(Source data)
◇ ◇ ◇
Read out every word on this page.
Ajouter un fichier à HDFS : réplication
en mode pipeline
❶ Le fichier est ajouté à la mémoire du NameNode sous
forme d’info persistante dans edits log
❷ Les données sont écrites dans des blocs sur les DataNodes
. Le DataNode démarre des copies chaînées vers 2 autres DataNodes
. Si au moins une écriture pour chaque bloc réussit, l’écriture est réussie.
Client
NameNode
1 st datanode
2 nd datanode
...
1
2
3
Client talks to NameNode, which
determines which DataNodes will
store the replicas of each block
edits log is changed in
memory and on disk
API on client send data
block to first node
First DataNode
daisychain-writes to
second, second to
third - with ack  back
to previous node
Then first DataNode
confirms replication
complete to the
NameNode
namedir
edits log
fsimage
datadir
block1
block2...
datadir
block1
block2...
◇ ◇ ◇
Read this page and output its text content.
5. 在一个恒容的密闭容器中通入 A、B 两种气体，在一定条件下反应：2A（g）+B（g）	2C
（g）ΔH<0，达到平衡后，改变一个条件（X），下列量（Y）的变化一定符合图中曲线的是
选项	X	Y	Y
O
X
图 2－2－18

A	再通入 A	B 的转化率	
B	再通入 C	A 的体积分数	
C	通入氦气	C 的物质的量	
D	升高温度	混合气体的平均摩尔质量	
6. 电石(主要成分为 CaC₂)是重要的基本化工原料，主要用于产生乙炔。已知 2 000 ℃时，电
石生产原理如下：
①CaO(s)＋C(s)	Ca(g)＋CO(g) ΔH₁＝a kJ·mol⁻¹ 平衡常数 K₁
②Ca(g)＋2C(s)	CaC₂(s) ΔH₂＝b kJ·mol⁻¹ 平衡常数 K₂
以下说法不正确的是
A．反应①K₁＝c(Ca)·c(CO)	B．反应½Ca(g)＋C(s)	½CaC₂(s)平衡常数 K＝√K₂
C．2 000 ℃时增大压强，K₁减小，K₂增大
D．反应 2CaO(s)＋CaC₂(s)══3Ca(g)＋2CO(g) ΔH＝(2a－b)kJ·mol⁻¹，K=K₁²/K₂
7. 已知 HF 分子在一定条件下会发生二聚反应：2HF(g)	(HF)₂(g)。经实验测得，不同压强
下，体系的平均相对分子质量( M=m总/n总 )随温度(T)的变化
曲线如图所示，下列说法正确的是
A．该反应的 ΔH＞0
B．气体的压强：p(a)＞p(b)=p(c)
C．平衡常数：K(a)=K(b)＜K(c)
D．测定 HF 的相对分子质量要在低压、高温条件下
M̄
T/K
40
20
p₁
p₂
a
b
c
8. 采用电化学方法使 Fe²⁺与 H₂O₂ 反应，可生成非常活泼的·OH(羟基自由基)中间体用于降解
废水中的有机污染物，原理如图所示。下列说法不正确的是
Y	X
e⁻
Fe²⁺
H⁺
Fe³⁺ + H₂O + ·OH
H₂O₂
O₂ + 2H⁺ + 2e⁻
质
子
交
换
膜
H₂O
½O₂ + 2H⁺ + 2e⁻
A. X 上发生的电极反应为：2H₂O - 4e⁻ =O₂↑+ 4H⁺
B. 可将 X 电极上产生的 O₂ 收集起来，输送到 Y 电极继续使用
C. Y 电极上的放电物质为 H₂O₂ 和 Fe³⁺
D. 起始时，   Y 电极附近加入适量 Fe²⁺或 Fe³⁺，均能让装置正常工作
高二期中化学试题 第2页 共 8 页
◇ ◇ ◇
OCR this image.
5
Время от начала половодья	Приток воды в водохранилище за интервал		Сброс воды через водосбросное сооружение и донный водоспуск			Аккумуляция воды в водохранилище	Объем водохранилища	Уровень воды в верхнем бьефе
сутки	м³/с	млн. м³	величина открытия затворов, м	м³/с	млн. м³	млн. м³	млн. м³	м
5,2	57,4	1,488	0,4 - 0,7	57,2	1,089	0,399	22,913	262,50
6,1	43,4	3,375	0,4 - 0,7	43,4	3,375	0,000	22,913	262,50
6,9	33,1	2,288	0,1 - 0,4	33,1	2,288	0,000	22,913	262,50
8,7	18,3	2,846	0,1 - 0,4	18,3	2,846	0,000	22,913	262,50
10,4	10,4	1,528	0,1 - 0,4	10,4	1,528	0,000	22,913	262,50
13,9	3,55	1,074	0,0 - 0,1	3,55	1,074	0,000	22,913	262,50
◇ ◇ ◇
**THE TASK**
Using the listing above, list every line in which the string "page" occurs.

**RESPONSE BELOW**
Read out every word on this page.
Read this page and output its text content.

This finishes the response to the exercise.